→ Work required: In the entries below, count the lines holding "selected". Reply with the number only.

→ Information provided:

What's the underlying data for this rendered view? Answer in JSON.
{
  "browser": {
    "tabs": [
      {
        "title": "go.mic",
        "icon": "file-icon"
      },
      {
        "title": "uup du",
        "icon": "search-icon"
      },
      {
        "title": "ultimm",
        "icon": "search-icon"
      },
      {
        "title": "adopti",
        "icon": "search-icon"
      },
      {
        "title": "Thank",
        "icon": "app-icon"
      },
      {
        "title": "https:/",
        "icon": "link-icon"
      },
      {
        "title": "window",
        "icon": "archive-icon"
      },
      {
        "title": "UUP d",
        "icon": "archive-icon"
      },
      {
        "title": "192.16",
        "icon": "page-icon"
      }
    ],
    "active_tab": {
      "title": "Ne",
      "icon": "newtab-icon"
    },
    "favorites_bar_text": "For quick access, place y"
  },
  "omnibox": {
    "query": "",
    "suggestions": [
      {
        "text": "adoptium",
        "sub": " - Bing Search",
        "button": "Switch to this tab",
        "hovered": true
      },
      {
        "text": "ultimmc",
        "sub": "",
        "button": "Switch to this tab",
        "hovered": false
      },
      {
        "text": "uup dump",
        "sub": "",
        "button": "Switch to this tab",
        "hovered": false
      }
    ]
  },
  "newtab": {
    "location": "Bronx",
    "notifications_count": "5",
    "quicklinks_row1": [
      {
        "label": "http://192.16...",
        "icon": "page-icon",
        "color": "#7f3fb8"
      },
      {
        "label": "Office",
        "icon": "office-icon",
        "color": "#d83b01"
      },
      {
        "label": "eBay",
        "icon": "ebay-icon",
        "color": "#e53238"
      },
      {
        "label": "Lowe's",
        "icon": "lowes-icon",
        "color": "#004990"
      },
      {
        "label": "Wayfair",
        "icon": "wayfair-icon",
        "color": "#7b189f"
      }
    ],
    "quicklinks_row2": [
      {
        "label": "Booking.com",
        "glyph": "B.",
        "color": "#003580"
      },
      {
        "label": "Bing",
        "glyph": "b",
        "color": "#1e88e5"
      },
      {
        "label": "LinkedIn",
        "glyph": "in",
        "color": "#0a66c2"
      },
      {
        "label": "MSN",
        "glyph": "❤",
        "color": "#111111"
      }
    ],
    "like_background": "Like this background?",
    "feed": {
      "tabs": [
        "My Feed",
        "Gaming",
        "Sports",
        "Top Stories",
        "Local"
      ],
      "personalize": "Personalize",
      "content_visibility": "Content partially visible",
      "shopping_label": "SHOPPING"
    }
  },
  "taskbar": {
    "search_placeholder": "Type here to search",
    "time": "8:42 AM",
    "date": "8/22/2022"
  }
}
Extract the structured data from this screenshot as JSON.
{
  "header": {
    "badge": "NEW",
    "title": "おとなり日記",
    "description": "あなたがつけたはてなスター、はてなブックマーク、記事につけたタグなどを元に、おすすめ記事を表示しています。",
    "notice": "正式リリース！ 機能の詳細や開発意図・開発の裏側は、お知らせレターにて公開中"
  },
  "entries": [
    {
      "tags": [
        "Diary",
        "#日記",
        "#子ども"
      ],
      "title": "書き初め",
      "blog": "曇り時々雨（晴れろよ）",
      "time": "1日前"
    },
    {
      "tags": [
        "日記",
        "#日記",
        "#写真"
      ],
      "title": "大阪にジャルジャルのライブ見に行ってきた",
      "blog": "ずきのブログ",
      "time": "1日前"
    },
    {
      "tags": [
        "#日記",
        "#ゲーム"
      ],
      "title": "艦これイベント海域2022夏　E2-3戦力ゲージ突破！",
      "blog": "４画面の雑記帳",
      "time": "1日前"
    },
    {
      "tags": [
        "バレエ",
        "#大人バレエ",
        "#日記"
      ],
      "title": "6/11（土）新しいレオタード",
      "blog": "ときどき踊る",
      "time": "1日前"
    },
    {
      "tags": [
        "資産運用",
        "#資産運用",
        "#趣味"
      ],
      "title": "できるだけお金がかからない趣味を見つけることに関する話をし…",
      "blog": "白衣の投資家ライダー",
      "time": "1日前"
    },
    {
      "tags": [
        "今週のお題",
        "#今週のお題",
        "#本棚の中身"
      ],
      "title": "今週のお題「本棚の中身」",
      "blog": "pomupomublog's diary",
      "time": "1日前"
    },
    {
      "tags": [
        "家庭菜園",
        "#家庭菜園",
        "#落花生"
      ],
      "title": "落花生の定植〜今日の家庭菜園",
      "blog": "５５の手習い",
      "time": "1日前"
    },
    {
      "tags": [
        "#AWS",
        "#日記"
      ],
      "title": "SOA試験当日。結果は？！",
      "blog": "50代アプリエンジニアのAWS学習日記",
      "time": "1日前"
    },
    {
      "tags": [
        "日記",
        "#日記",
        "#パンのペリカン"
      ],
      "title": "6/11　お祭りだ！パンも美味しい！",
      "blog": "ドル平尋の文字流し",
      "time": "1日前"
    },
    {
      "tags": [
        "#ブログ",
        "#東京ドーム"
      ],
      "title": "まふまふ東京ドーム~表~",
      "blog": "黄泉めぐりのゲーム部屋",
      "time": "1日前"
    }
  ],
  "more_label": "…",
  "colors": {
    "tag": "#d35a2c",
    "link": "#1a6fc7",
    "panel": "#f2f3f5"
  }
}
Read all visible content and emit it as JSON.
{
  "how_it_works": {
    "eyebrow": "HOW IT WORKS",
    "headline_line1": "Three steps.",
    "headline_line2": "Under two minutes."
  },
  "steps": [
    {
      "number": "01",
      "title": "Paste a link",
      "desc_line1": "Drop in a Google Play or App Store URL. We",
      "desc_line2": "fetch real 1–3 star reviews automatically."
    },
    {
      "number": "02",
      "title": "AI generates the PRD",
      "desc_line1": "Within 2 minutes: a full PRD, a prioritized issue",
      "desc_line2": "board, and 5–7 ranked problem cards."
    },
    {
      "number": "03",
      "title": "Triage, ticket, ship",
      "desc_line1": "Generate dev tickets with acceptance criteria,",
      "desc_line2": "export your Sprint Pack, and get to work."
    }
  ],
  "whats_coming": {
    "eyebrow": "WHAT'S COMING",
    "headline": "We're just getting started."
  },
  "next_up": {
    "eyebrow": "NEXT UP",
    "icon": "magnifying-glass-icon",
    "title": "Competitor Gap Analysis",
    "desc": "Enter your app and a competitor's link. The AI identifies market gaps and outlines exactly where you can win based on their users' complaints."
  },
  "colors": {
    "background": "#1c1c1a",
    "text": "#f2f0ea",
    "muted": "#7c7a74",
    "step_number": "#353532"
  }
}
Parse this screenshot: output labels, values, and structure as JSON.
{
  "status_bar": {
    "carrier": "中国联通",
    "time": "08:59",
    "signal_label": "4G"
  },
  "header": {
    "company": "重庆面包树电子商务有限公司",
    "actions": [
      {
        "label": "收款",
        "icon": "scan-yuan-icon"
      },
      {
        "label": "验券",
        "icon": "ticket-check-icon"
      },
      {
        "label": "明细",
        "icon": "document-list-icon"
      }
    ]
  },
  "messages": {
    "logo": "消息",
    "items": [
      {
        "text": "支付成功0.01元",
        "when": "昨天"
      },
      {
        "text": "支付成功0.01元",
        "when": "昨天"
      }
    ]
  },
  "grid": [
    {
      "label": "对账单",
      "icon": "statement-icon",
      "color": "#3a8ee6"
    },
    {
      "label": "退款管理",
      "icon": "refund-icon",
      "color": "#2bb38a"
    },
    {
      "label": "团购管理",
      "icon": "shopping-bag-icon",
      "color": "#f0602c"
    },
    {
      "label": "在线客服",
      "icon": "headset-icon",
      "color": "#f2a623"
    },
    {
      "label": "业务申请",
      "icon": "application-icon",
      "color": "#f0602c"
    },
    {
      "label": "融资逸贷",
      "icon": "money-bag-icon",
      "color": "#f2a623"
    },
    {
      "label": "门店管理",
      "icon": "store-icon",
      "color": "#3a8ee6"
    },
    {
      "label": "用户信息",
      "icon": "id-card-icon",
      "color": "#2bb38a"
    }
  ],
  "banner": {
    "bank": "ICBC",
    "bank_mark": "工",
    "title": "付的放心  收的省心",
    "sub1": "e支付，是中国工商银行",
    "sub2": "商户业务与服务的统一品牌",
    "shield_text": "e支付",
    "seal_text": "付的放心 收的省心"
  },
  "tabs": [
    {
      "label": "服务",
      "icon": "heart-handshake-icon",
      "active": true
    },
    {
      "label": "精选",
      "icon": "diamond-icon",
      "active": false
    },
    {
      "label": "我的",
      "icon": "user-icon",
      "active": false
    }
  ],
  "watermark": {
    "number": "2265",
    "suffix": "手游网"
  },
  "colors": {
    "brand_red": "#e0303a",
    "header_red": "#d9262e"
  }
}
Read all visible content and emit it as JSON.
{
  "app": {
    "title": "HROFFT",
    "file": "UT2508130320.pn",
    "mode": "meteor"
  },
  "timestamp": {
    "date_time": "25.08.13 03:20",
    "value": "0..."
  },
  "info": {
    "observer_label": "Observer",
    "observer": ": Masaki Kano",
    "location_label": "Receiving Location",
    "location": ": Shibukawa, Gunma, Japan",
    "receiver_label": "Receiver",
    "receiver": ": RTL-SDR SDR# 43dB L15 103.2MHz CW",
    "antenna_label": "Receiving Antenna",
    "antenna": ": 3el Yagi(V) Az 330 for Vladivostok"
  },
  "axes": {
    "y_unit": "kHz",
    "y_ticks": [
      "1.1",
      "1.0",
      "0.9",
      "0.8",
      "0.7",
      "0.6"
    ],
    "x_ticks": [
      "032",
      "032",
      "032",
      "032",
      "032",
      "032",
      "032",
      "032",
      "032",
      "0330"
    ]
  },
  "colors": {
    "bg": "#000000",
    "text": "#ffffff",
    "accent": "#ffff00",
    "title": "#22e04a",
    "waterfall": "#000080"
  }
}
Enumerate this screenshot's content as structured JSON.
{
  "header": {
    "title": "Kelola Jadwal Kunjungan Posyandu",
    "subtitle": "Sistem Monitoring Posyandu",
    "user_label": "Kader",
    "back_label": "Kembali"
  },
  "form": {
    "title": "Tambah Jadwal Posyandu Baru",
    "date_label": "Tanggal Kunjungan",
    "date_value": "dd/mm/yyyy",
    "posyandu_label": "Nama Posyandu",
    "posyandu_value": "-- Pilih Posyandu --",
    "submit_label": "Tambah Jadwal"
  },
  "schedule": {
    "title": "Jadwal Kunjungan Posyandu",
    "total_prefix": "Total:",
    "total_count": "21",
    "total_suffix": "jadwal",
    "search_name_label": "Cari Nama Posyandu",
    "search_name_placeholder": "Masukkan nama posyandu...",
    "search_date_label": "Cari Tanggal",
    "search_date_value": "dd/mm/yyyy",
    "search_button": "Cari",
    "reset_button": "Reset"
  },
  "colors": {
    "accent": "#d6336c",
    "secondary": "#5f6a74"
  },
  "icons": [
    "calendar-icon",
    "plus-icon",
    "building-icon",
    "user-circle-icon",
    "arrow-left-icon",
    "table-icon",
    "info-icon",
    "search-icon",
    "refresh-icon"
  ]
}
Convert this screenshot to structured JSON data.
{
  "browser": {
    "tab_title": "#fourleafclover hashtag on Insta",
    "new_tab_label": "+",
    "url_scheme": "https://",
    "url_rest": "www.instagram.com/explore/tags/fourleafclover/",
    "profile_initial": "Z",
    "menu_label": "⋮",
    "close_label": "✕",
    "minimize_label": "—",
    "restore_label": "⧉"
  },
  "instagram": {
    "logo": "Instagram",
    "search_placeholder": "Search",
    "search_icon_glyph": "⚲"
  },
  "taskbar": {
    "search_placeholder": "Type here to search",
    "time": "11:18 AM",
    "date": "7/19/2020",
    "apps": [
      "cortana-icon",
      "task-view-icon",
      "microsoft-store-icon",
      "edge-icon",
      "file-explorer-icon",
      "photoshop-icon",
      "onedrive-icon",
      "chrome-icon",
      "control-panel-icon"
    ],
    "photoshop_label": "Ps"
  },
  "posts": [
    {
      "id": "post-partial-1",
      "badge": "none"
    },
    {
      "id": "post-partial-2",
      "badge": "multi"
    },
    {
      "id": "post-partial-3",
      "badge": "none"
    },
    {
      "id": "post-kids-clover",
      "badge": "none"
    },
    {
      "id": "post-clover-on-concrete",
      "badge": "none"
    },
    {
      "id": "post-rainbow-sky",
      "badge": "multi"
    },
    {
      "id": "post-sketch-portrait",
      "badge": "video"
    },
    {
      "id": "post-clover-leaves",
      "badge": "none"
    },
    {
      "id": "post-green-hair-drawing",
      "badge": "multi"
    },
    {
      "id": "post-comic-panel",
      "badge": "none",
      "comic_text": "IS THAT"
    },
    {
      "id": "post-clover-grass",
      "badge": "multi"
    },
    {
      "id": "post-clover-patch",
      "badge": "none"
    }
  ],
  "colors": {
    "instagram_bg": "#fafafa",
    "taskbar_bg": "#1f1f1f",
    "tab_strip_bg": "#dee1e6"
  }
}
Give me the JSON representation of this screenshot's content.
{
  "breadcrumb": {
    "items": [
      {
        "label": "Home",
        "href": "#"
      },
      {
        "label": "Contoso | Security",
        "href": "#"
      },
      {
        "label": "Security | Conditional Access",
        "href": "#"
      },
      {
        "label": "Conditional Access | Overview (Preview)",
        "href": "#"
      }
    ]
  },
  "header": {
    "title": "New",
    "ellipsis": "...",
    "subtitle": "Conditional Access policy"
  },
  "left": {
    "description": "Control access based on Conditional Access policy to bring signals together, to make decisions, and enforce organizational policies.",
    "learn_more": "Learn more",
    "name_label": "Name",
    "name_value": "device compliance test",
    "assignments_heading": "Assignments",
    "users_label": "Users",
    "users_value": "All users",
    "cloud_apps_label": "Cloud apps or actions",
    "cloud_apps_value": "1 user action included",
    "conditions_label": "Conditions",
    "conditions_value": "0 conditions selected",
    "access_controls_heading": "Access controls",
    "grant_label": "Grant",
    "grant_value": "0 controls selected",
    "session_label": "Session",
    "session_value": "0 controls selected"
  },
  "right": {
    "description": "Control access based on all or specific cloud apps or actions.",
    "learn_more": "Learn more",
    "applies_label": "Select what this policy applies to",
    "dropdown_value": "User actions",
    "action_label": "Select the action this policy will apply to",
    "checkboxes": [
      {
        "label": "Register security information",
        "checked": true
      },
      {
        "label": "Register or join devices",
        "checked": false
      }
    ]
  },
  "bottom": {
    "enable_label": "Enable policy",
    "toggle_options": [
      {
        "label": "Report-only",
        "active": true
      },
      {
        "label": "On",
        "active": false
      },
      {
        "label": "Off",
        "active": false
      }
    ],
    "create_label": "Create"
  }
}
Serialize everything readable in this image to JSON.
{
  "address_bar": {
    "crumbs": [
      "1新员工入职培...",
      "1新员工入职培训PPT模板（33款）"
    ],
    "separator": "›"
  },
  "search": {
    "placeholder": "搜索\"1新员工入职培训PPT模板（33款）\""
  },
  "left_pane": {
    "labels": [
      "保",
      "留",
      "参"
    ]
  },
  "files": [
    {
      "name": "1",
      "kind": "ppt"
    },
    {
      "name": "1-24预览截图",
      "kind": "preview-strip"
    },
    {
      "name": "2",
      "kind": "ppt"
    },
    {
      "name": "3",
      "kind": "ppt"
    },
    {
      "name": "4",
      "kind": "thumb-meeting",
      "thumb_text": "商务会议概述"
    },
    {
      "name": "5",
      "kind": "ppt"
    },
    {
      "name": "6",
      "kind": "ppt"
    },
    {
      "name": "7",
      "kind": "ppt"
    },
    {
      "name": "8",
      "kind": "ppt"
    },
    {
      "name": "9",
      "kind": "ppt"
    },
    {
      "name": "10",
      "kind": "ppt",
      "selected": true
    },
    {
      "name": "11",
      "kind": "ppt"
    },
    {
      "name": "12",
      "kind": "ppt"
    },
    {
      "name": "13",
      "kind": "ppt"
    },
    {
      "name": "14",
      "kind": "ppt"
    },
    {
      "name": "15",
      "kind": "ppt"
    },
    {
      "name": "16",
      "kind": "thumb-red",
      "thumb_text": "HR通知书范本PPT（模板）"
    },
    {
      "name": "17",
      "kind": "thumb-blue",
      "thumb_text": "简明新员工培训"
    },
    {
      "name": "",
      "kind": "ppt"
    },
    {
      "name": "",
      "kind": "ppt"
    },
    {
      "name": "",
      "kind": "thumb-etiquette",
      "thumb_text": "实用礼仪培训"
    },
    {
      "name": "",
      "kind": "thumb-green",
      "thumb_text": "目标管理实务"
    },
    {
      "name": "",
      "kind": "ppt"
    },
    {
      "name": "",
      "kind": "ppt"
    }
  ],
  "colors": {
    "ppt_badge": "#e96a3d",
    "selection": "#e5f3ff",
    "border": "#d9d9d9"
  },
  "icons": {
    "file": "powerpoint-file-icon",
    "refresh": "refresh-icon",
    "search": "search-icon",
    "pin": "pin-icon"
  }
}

→ Problem solution: 4